» TASK GOAL
Where a line in the listing below contains the word "ylabel", copy that line.

■ ■ ■ ■ ■ ■ ■

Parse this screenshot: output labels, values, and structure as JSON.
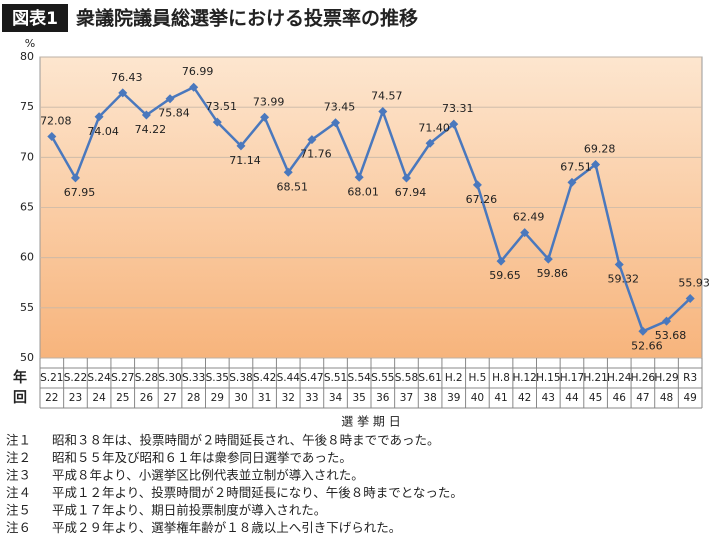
{
  "chart_data": {
    "type": "line",
    "badge": "図表1",
    "title": "衆議院議員総選挙における投票率の推移",
    "y_unit": "%",
    "row_label_year": "年",
    "row_label_round": "回",
    "x_label": "選 挙 期 日",
    "categories": [
      "S.21",
      "S.22",
      "S.24",
      "S.27",
      "S.28",
      "S.30",
      "S.33",
      "S.35",
      "S.38",
      "S.42",
      "S.44",
      "S.47",
      "S.51",
      "S.54",
      "S.55",
      "S.58",
      "S.61",
      "H.2",
      "H.5",
      "H.8",
      "H.12",
      "H.15",
      "H.17",
      "H.21",
      "H.24",
      "H.26",
      "H.29",
      "R3"
    ],
    "rounds": [
      "22",
      "23",
      "24",
      "25",
      "26",
      "27",
      "28",
      "29",
      "30",
      "31",
      "32",
      "33",
      "34",
      "35",
      "36",
      "37",
      "38",
      "39",
      "40",
      "41",
      "42",
      "43",
      "44",
      "45",
      "46",
      "47",
      "48",
      "49"
    ],
    "series": [
      {
        "name": "投票率",
        "color": "#4a78bd",
        "values": [
          72.08,
          67.95,
          74.04,
          76.43,
          74.22,
          75.84,
          76.99,
          73.51,
          71.14,
          73.99,
          68.51,
          71.76,
          73.45,
          68.01,
          74.57,
          67.94,
          71.4,
          73.31,
          67.26,
          59.65,
          62.49,
          59.86,
          67.51,
          69.28,
          59.32,
          52.66,
          53.68,
          55.93
        ],
        "value_labels": [
          "72.08",
          "67.95",
          "74.04",
          "76.43",
          "74.22",
          "75.84",
          "76.99",
          "73.51",
          "71.14",
          "73.99",
          "68.51",
          "71.76",
          "73.45",
          "68.01",
          "74.57",
          "67.94",
          "71.40",
          "73.31",
          "67.26",
          "59.65",
          "62.49",
          "59.86",
          "67.51",
          "69.28",
          "59.32",
          "52.66",
          "53.68",
          "55.93"
        ]
      }
    ],
    "ylim": [
      50,
      80
    ],
    "yticks": [
      50,
      55,
      60,
      65,
      70,
      75,
      80
    ],
    "grid": true,
    "notes": [
      {
        "label": "注１",
        "text": "昭和３８年は、投票時間が２時間延長され、午後８時までであった。"
      },
      {
        "label": "注２",
        "text": "昭和５５年及び昭和６１年は衆参同日選挙であった。"
      },
      {
        "label": "注３",
        "text": "平成８年より、小選挙区比例代表並立制が導入された。"
      },
      {
        "label": "注４",
        "text": "平成１２年より、投票時間が２時間延長になり、午後８時までとなった。"
      },
      {
        "label": "注５",
        "text": "平成１７年より、期日前投票制度が導入された。"
      },
      {
        "label": "注６",
        "text": "平成２９年より、選挙権年齢が１８歳以上へ引き下げられた。"
      }
    ]
  }
}
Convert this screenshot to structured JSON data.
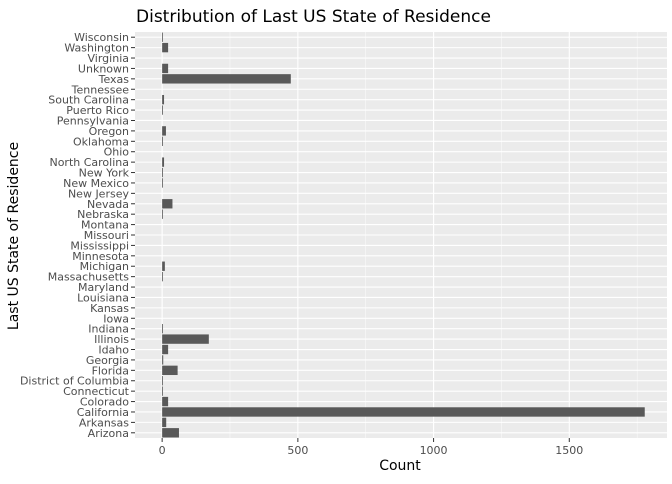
{
  "chart_data": {
    "type": "bar",
    "orientation": "horizontal",
    "title": "Distribution of Last US State of Residence",
    "xlabel": "Count",
    "ylabel": "Last US State of Residence",
    "xlim": [
      -100,
      1860
    ],
    "x_ticks": [
      0,
      500,
      1000,
      1500
    ],
    "x_tick_labels": [
      "0",
      "500",
      "1000",
      "1500"
    ],
    "grid": true,
    "legend": "none",
    "colors": {
      "bar": "#595959",
      "panel": "#ebebeb",
      "grid": "#ffffff"
    },
    "categories": [
      "Arizona",
      "Arkansas",
      "California",
      "Colorado",
      "Connecticut",
      "District of Columbia",
      "Florida",
      "Georgia",
      "Idaho",
      "Illinois",
      "Indiana",
      "Iowa",
      "Kansas",
      "Louisiana",
      "Maryland",
      "Massachusetts",
      "Michigan",
      "Minnesota",
      "Mississippi",
      "Missouri",
      "Montana",
      "Nebraska",
      "Nevada",
      "New Jersey",
      "New Mexico",
      "New York",
      "North Carolina",
      "Ohio",
      "Oklahoma",
      "Oregon",
      "Pennsylvania",
      "Puerto Rico",
      "South Carolina",
      "Tennessee",
      "Texas",
      "Unknown",
      "Virginia",
      "Washington",
      "Wisconsin"
    ],
    "values": [
      62,
      15,
      1778,
      22,
      1,
      3,
      57,
      4,
      22,
      172,
      3,
      0,
      0,
      0,
      0,
      1,
      10,
      0,
      0,
      0,
      0,
      1,
      38,
      0,
      2,
      3,
      7,
      0,
      3,
      14,
      0,
      3,
      7,
      0,
      474,
      22,
      0,
      22,
      1
    ]
  }
}
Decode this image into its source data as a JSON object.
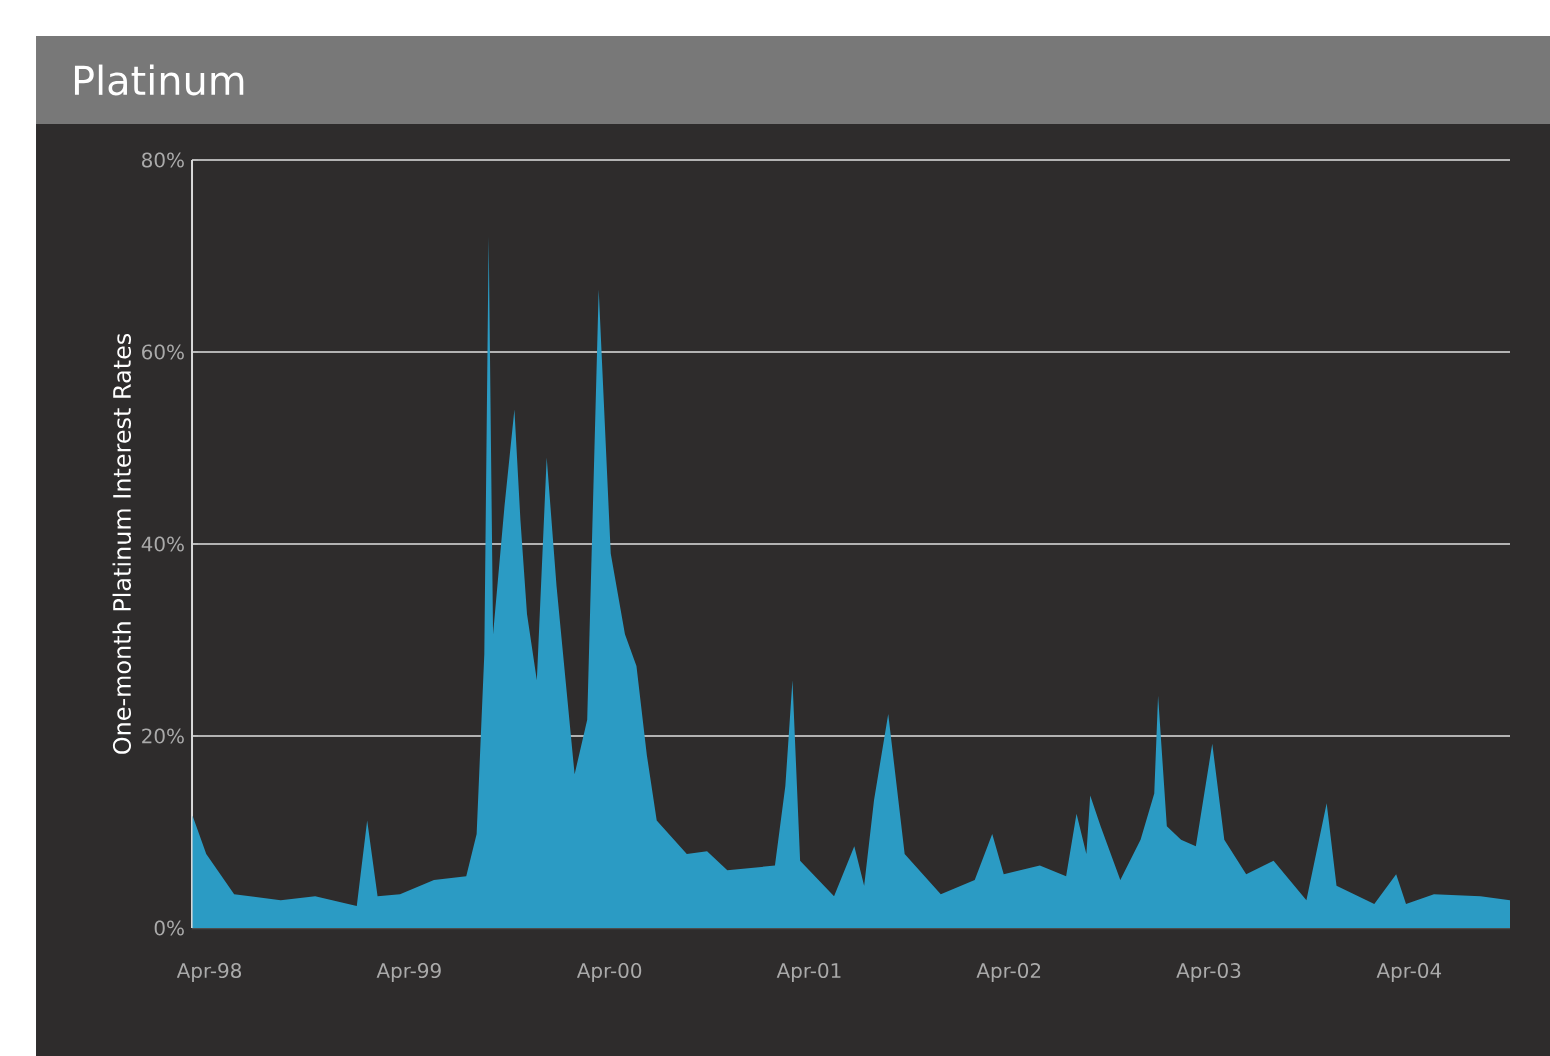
{
  "chart_data": {
    "type": "area",
    "title": "Platinum",
    "ylabel": "One-month Platinum Interest Rates",
    "color": "#2b9bc4",
    "grid": "y",
    "xlim": [
      "1998-02-28",
      "2004-10-02"
    ],
    "ylim": [
      0,
      80
    ],
    "xticks": [
      {
        "value": "1998-04-01",
        "label": "Apr-98"
      },
      {
        "value": "1999-04-01",
        "label": "Apr-99"
      },
      {
        "value": "2000-04-01",
        "label": "Apr-00"
      },
      {
        "value": "2001-04-01",
        "label": "Apr-01"
      },
      {
        "value": "2002-04-01",
        "label": "Apr-02"
      },
      {
        "value": "2003-04-01",
        "label": "Apr-03"
      },
      {
        "value": "2004-04-01",
        "label": "Apr-04"
      }
    ],
    "yticks": [
      {
        "value": 0,
        "label": "0%"
      },
      {
        "value": 20,
        "label": "20%"
      },
      {
        "value": 40,
        "label": "40%"
      },
      {
        "value": 60,
        "label": "60%"
      },
      {
        "value": 80,
        "label": "80%"
      }
    ],
    "x": [
      "1998-03-01",
      "1998-03-26",
      "1998-05-16",
      "1998-08-09",
      "1998-10-11",
      "1998-12-26",
      "1999-01-14",
      "1999-02-02",
      "1999-03-15",
      "1999-05-16",
      "1999-07-14",
      "1999-08-02",
      "1999-08-16",
      "1999-08-24",
      "1999-09-01",
      "1999-09-22",
      "1999-10-10",
      "1999-10-21",
      "1999-11-02",
      "1999-11-20",
      "1999-12-08",
      "1999-12-26",
      "2000-01-28",
      "2000-02-20",
      "2000-03-12",
      "2000-04-03",
      "2000-04-29",
      "2000-05-20",
      "2000-06-08",
      "2000-06-26",
      "2000-08-20",
      "2000-09-26",
      "2000-11-02",
      "2001-01-28",
      "2001-02-16",
      "2001-03-01",
      "2001-03-15",
      "2001-05-16",
      "2001-06-22",
      "2001-07-10",
      "2001-07-28",
      "2001-08-23",
      "2001-09-22",
      "2001-11-27",
      "2002-01-28",
      "2002-03-01",
      "2002-03-22",
      "2002-05-27",
      "2002-07-14",
      "2002-08-02",
      "2002-08-20",
      "2002-08-27",
      "2002-09-15",
      "2002-10-21",
      "2002-11-27",
      "2002-12-22",
      "2002-12-29",
      "2003-01-14",
      "2003-02-09",
      "2003-03-08",
      "2003-04-07",
      "2003-04-29",
      "2003-06-08",
      "2003-07-28",
      "2003-09-26",
      "2003-11-02",
      "2003-11-20",
      "2004-01-28",
      "2004-03-08",
      "2004-03-26",
      "2004-05-16",
      "2004-08-09",
      "2004-10-02"
    ],
    "values": [
      11.7,
      7.7,
      3.5,
      2.9,
      3.3,
      2.3,
      11.2,
      3.3,
      3.5,
      5,
      5.4,
      9.8,
      28.5,
      72,
      30.6,
      44,
      54,
      42.5,
      32.7,
      25.8,
      49,
      35.6,
      16,
      21.7,
      66.5,
      39,
      30.6,
      27.3,
      18,
      11.2,
      7.7,
      8,
      6,
      6.5,
      14.8,
      25.8,
      7,
      3.3,
      8.5,
      4.4,
      13.3,
      22.3,
      7.7,
      3.5,
      5,
      9.8,
      5.6,
      6.5,
      5.4,
      11.9,
      7.7,
      13.8,
      10.6,
      5,
      9.2,
      14,
      24.2,
      10.6,
      9.2,
      8.5,
      19.2,
      9.2,
      5.6,
      7,
      2.9,
      13,
      4.4,
      2.5,
      5.6,
      2.5,
      3.5,
      3.3,
      2.9
    ]
  }
}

■ ■ ■ ■ ■ ■ ■

» OUTPUT FOR THIS EXERCISE
    "ylabel": "Last US State of Residence",
    "ylabel": "One-month Platinum Interest Rates",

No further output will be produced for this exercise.